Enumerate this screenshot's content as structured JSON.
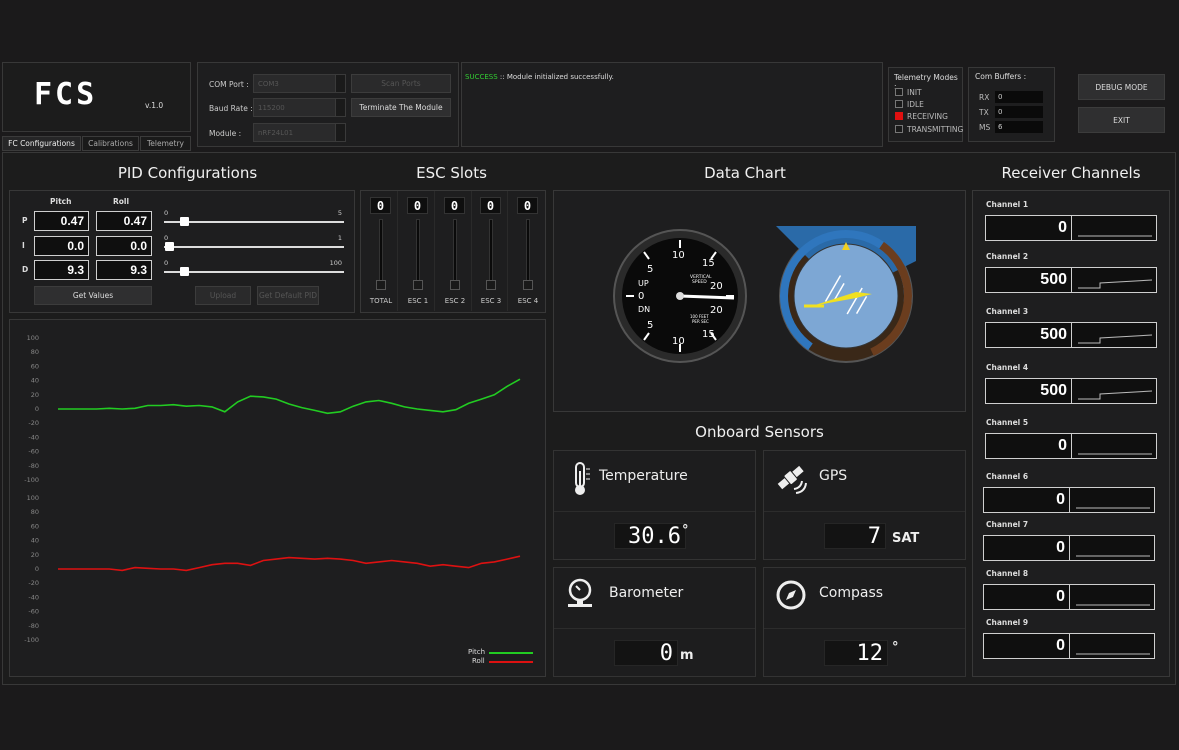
{
  "app": {
    "logo": "FCS",
    "version": "v.1.0"
  },
  "tabs": [
    "FC Configurations",
    "Calibrations",
    "Telemetry"
  ],
  "connection": {
    "com_port_label": "COM Port :",
    "com_port_value": "COM3",
    "baud_label": "Baud Rate :",
    "baud_value": "115200",
    "module_label": "Module :",
    "module_value": "nRF24L01",
    "scan_button": "Scan Ports",
    "terminate_button": "Terminate The Module"
  },
  "log": {
    "status": "SUCCESS",
    "message": " :: Module initialized successfully."
  },
  "telemetry_modes": {
    "title": "Telemetry Modes :",
    "items": [
      "INIT",
      "IDLE",
      "RECEIVING",
      "TRANSMITTING"
    ],
    "active": 2
  },
  "com_buffers": {
    "title": "Com Buffers :",
    "rx_label": "RX",
    "rx": "0",
    "tx_label": "TX",
    "tx": "0",
    "ms_label": "MS",
    "ms": "6"
  },
  "buttons": {
    "debug": "DEBUG MODE",
    "exit": "EXIT"
  },
  "pid": {
    "title": "PID Configurations",
    "pitch_label": "Pitch",
    "roll_label": "Roll",
    "rows": [
      {
        "name": "P",
        "pitch": "0.47",
        "roll": "0.47",
        "min": "0",
        "max": "5"
      },
      {
        "name": "I",
        "pitch": "0.0",
        "roll": "0.0",
        "min": "0",
        "max": "1"
      },
      {
        "name": "D",
        "pitch": "9.3",
        "roll": "9.3",
        "min": "0",
        "max": "100"
      }
    ],
    "get_values": "Get Values",
    "upload": "Upload",
    "get_default": "Get Default PID"
  },
  "esc": {
    "title": "ESC Slots",
    "slots": [
      {
        "label": "TOTAL",
        "value": "0"
      },
      {
        "label": "ESC 1",
        "value": "0"
      },
      {
        "label": "ESC 2",
        "value": "0"
      },
      {
        "label": "ESC 3",
        "value": "0"
      },
      {
        "label": "ESC 4",
        "value": "0"
      }
    ]
  },
  "data_chart_title": "Data Chart",
  "vsi": {
    "label": "VERTICAL\nSPEED",
    "unit": "100 FEET\nPER SEC",
    "up": "UP",
    "dn": "DN",
    "ticks": [
      "10",
      "15",
      "20",
      "20",
      "15",
      "10",
      "5",
      "0",
      "5"
    ]
  },
  "sensors": {
    "title": "Onboard Sensors",
    "items": [
      {
        "name": "Temperature",
        "value": "30.6",
        "unit": "°",
        "icon": "thermometer-icon"
      },
      {
        "name": "GPS",
        "value": "7",
        "unit": "SAT",
        "icon": "satellite-icon"
      },
      {
        "name": "Barometer",
        "value": "0",
        "unit": "m",
        "icon": "barometer-icon"
      },
      {
        "name": "Compass",
        "value": "12",
        "unit": "°",
        "icon": "compass-icon"
      }
    ]
  },
  "receiver": {
    "title": "Receiver Channels",
    "channels": [
      {
        "name": "Channel 1",
        "value": "0",
        "level": 0
      },
      {
        "name": "Channel 2",
        "value": "500",
        "level": 0.5
      },
      {
        "name": "Channel 3",
        "value": "500",
        "level": 0.5
      },
      {
        "name": "Channel 4",
        "value": "500",
        "level": 0.5
      },
      {
        "name": "Channel 5",
        "value": "0",
        "level": 0
      },
      {
        "name": "Channel 6",
        "value": "0",
        "level": 0
      },
      {
        "name": "Channel 7",
        "value": "0",
        "level": 0
      },
      {
        "name": "Channel 8",
        "value": "0",
        "level": 0
      },
      {
        "name": "Channel 9",
        "value": "0",
        "level": 0
      }
    ]
  },
  "chart_data": [
    {
      "type": "line",
      "ylim": [
        -100,
        100
      ],
      "yticks": [
        "100",
        "80",
        "60",
        "40",
        "20",
        "0",
        "-20",
        "-40",
        "-60",
        "-80",
        "-100"
      ],
      "series": [
        {
          "name": "Pitch",
          "color": "#22cc22",
          "values": [
            0,
            0,
            0,
            0,
            1,
            0,
            1,
            5,
            5,
            6,
            4,
            5,
            3,
            -4,
            10,
            18,
            17,
            14,
            7,
            2,
            -2,
            -6,
            -4,
            4,
            10,
            12,
            8,
            3,
            0,
            -2,
            -4,
            -1,
            8,
            14,
            20,
            32,
            42
          ]
        }
      ]
    },
    {
      "type": "line",
      "ylim": [
        -100,
        100
      ],
      "yticks": [
        "100",
        "80",
        "60",
        "40",
        "20",
        "0",
        "-20",
        "-40",
        "-60",
        "-80",
        "-100"
      ],
      "series": [
        {
          "name": "Roll",
          "color": "#dd1111",
          "values": [
            0,
            0,
            0,
            0,
            0,
            -2,
            2,
            1,
            0,
            0,
            -2,
            2,
            6,
            8,
            8,
            5,
            12,
            14,
            16,
            15,
            14,
            15,
            14,
            12,
            8,
            10,
            12,
            10,
            8,
            4,
            6,
            4,
            2,
            8,
            10,
            14,
            18
          ]
        }
      ]
    }
  ],
  "legend": {
    "pitch": "Pitch",
    "roll": "Roll",
    "pitch_color": "#22cc22",
    "roll_color": "#dd1111"
  }
}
======
* _Objective_: What you return should match the records above word for word, minus the pictures.

* _Full answer_:
Enumerate this screenshot's content as structured JSON.
{
  "app": {
    "logo": "FCS",
    "version": "v.1.0"
  },
  "tabs": [
    "FC Configurations",
    "Calibrations",
    "Telemetry"
  ],
  "connection": {
    "com_port_label": "COM Port :",
    "com_port_value": "COM3",
    "baud_label": "Baud Rate :",
    "baud_value": "115200",
    "module_label": "Module :",
    "module_value": "nRF24L01",
    "scan_button": "Scan Ports",
    "terminate_button": "Terminate The Module"
  },
  "log": {
    "status": "SUCCESS",
    "message": " :: Module initialized successfully."
  },
  "telemetry_modes": {
    "title": "Telemetry Modes :",
    "items": [
      "INIT",
      "IDLE",
      "RECEIVING",
      "TRANSMITTING"
    ],
    "active": 2
  },
  "com_buffers": {
    "title": "Com Buffers :",
    "rx_label": "RX",
    "rx": "0",
    "tx_label": "TX",
    "tx": "0",
    "ms_label": "MS",
    "ms": "6"
  },
  "buttons": {
    "debug": "DEBUG MODE",
    "exit": "EXIT"
  },
  "pid": {
    "title": "PID Configurations",
    "pitch_label": "Pitch",
    "roll_label": "Roll",
    "rows": [
      {
        "name": "P",
        "pitch": "0.47",
        "roll": "0.47",
        "min": "0",
        "max": "5"
      },
      {
        "name": "I",
        "pitch": "0.0",
        "roll": "0.0",
        "min": "0",
        "max": "1"
      },
      {
        "name": "D",
        "pitch": "9.3",
        "roll": "9.3",
        "min": "0",
        "max": "100"
      }
    ],
    "get_values": "Get Values",
    "upload": "Upload",
    "get_default": "Get Default PID"
  },
  "esc": {
    "title": "ESC Slots",
    "slots": [
      {
        "label": "TOTAL",
        "value": "0"
      },
      {
        "label": "ESC 1",
        "value": "0"
      },
      {
        "label": "ESC 2",
        "value": "0"
      },
      {
        "label": "ESC 3",
        "value": "0"
      },
      {
        "label": "ESC 4",
        "value": "0"
      }
    ]
  },
  "data_chart_title": "Data Chart",
  "vsi": {
    "label": "VERTICAL\nSPEED",
    "unit": "100 FEET\nPER SEC",
    "up": "UP",
    "dn": "DN",
    "ticks": [
      "10",
      "15",
      "20",
      "20",
      "15",
      "10",
      "5",
      "0",
      "5"
    ]
  },
  "sensors": {
    "title": "Onboard Sensors",
    "items": [
      {
        "name": "Temperature",
        "value": "30.6",
        "unit": "°",
        "icon": "thermometer-icon"
      },
      {
        "name": "GPS",
        "value": "7",
        "unit": "SAT",
        "icon": "satellite-icon"
      },
      {
        "name": "Barometer",
        "value": "0",
        "unit": "m",
        "icon": "barometer-icon"
      },
      {
        "name": "Compass",
        "value": "12",
        "unit": "°",
        "icon": "compass-icon"
      }
    ]
  },
  "receiver": {
    "title": "Receiver Channels",
    "channels": [
      {
        "name": "Channel 1",
        "value": "0",
        "level": 0
      },
      {
        "name": "Channel 2",
        "value": "500",
        "level": 0.5
      },
      {
        "name": "Channel 3",
        "value": "500",
        "level": 0.5
      },
      {
        "name": "Channel 4",
        "value": "500",
        "level": 0.5
      },
      {
        "name": "Channel 5",
        "value": "0",
        "level": 0
      },
      {
        "name": "Channel 6",
        "value": "0",
        "level": 0
      },
      {
        "name": "Channel 7",
        "value": "0",
        "level": 0
      },
      {
        "name": "Channel 8",
        "value": "0",
        "level": 0
      },
      {
        "name": "Channel 9",
        "value": "0",
        "level": 0
      }
    ]
  },
  "chart_data": [
    {
      "type": "line",
      "ylim": [
        -100,
        100
      ],
      "yticks": [
        "100",
        "80",
        "60",
        "40",
        "20",
        "0",
        "-20",
        "-40",
        "-60",
        "-80",
        "-100"
      ],
      "series": [
        {
          "name": "Pitch",
          "color": "#22cc22",
          "values": [
            0,
            0,
            0,
            0,
            1,
            0,
            1,
            5,
            5,
            6,
            4,
            5,
            3,
            -4,
            10,
            18,
            17,
            14,
            7,
            2,
            -2,
            -6,
            -4,
            4,
            10,
            12,
            8,
            3,
            0,
            -2,
            -4,
            -1,
            8,
            14,
            20,
            32,
            42
          ]
        }
      ]
    },
    {
      "type": "line",
      "ylim": [
        -100,
        100
      ],
      "yticks": [
        "100",
        "80",
        "60",
        "40",
        "20",
        "0",
        "-20",
        "-40",
        "-60",
        "-80",
        "-100"
      ],
      "series": [
        {
          "name": "Roll",
          "color": "#dd1111",
          "values": [
            0,
            0,
            0,
            0,
            0,
            -2,
            2,
            1,
            0,
            0,
            -2,
            2,
            6,
            8,
            8,
            5,
            12,
            14,
            16,
            15,
            14,
            15,
            14,
            12,
            8,
            10,
            12,
            10,
            8,
            4,
            6,
            4,
            2,
            8,
            10,
            14,
            18
          ]
        }
      ]
    }
  ],
  "legend": {
    "pitch": "Pitch",
    "roll": "Roll",
    "pitch_color": "#22cc22",
    "roll_color": "#dd1111"
  }
}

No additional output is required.